### YOUR TASK
Below are the entries; count the lines in them that contain the word "Signal" and give only the number.

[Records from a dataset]
------------

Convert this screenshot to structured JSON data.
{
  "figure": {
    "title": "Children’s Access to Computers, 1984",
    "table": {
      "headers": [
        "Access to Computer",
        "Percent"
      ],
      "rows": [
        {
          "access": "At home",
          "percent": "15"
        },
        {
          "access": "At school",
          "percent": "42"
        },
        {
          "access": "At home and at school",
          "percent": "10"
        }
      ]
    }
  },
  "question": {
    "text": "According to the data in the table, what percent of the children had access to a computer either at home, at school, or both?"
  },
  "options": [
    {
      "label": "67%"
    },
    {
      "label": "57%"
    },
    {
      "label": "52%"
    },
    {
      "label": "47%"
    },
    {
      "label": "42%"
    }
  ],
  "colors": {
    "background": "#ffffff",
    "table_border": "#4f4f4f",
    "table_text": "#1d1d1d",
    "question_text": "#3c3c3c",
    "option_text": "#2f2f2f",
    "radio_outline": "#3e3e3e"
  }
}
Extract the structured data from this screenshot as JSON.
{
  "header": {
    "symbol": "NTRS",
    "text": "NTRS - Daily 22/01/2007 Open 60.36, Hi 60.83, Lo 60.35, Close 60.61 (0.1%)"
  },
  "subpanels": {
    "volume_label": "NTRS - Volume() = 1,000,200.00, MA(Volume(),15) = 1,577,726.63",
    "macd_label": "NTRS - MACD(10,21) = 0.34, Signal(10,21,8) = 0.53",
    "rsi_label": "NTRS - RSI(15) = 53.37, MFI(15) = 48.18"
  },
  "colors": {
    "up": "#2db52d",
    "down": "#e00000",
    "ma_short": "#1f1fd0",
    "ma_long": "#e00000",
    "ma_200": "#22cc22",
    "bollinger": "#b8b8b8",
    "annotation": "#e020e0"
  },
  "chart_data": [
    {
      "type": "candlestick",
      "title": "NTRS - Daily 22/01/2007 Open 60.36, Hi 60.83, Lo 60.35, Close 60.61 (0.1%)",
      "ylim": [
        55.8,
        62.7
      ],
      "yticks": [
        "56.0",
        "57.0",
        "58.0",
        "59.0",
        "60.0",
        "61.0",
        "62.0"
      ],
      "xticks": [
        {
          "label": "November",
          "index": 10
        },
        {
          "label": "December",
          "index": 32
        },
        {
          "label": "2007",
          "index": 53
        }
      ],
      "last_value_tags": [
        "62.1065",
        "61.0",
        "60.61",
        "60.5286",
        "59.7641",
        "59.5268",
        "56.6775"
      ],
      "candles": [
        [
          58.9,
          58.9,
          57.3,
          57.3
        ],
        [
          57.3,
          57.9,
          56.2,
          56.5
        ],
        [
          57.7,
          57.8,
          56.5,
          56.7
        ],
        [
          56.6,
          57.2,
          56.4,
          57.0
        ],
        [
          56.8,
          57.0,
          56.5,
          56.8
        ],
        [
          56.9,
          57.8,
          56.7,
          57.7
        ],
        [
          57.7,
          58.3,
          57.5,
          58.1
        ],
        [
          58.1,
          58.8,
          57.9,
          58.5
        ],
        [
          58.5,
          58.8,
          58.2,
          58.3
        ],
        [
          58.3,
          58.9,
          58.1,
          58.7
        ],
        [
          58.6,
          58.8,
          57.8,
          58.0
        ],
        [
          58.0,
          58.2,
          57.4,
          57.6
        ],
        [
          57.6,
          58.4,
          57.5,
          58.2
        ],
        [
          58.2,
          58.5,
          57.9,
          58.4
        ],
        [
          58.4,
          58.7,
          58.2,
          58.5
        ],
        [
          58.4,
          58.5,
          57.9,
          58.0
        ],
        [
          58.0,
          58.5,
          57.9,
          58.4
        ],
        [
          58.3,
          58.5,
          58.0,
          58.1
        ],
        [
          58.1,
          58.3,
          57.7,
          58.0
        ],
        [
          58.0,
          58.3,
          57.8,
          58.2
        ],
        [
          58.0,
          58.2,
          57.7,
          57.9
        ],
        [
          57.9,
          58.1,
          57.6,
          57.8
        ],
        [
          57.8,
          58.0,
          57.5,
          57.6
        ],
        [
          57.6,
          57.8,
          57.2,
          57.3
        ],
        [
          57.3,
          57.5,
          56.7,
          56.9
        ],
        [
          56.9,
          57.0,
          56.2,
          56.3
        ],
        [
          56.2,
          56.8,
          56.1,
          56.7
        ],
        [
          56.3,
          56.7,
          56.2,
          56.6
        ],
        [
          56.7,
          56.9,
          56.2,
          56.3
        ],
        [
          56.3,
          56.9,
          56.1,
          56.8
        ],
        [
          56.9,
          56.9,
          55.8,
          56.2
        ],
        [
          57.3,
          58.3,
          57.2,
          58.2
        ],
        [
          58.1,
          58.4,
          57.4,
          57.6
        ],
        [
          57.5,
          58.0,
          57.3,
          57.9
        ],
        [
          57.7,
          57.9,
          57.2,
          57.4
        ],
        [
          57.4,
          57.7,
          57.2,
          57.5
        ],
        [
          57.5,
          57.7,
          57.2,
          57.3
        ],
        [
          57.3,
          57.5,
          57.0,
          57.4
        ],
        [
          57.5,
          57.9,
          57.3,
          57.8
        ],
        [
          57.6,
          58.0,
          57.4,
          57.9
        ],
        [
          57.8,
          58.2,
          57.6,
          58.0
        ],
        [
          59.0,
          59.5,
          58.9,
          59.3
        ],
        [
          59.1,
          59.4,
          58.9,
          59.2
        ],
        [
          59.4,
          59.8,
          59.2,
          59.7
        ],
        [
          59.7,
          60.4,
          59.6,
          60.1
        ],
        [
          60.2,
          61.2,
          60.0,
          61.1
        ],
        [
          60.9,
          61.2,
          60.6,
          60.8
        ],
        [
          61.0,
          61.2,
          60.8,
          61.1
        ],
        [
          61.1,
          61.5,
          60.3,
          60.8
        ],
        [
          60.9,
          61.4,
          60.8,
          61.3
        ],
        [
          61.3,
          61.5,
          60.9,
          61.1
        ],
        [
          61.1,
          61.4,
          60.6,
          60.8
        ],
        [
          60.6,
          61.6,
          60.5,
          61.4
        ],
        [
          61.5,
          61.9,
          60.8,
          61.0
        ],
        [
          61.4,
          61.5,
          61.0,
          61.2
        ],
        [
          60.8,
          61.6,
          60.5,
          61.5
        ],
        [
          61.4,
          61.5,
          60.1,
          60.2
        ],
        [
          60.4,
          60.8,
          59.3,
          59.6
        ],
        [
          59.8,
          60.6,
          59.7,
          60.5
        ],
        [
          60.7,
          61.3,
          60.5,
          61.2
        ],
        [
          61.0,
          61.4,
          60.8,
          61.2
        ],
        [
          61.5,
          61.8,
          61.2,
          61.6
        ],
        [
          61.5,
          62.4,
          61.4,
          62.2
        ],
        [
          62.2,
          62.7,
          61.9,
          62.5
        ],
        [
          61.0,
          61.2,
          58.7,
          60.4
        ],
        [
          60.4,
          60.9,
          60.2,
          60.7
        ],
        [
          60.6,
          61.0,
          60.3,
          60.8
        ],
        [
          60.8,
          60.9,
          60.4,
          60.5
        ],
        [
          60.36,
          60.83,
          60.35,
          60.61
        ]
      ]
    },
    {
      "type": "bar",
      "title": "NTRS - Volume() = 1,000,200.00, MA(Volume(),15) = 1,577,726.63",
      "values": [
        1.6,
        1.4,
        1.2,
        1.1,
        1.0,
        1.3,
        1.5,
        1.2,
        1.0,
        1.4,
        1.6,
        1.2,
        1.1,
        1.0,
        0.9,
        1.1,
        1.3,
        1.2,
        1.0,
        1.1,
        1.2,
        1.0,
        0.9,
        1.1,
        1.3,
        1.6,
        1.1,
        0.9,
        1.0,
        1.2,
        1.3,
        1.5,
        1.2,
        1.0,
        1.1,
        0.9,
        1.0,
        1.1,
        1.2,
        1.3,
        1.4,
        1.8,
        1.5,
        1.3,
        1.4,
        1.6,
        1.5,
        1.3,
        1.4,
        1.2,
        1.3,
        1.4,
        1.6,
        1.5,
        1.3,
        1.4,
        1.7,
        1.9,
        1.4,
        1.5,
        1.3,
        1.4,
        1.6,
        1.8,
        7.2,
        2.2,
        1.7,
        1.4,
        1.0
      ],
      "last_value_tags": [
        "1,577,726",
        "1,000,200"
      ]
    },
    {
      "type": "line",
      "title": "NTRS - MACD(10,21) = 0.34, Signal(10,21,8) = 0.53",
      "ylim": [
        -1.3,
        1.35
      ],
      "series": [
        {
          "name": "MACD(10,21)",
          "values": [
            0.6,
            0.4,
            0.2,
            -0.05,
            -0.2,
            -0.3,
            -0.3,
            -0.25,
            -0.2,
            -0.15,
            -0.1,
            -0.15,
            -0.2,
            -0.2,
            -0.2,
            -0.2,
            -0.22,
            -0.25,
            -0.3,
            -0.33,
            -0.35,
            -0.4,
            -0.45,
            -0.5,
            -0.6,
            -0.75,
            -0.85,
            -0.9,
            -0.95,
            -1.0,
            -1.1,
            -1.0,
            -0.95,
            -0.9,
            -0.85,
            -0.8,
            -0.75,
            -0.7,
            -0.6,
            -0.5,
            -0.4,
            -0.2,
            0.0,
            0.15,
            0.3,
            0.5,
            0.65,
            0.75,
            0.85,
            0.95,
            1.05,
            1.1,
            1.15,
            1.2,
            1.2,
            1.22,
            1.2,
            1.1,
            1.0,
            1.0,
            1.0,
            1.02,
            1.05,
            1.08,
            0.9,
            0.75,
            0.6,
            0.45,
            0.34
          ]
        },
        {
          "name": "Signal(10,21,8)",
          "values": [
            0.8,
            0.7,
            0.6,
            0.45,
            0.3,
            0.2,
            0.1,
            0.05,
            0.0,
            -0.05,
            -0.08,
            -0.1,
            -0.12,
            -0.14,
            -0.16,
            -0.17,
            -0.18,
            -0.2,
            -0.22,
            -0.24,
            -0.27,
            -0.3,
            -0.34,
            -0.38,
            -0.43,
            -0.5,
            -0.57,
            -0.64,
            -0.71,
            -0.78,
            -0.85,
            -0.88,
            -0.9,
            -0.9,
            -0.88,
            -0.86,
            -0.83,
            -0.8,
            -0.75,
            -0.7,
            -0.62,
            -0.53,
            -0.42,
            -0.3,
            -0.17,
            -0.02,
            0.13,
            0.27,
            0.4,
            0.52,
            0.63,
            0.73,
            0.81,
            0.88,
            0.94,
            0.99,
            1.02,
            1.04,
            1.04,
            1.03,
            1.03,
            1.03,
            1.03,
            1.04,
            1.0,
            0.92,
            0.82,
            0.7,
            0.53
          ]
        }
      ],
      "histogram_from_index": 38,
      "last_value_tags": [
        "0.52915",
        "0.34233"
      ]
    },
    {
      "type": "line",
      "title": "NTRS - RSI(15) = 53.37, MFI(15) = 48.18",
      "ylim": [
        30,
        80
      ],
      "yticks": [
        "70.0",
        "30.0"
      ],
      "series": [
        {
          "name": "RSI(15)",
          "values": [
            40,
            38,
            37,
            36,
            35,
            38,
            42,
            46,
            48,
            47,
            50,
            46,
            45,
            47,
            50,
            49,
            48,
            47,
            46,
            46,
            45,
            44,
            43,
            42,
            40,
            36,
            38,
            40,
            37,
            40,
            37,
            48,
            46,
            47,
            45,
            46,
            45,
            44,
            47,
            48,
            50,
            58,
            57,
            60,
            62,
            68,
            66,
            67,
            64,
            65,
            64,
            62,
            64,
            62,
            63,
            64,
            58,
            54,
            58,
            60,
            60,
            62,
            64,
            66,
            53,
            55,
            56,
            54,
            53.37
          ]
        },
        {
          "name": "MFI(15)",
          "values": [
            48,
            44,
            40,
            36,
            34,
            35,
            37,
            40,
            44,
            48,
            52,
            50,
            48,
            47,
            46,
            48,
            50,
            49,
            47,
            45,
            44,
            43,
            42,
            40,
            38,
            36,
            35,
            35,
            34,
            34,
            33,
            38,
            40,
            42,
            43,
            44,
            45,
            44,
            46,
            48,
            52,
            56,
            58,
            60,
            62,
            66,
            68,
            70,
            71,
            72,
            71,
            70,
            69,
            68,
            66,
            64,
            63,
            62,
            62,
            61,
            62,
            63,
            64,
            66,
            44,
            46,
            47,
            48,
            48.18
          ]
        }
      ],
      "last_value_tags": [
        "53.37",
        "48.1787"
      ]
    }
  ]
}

------------

### RESPONSE TO THE TASK
3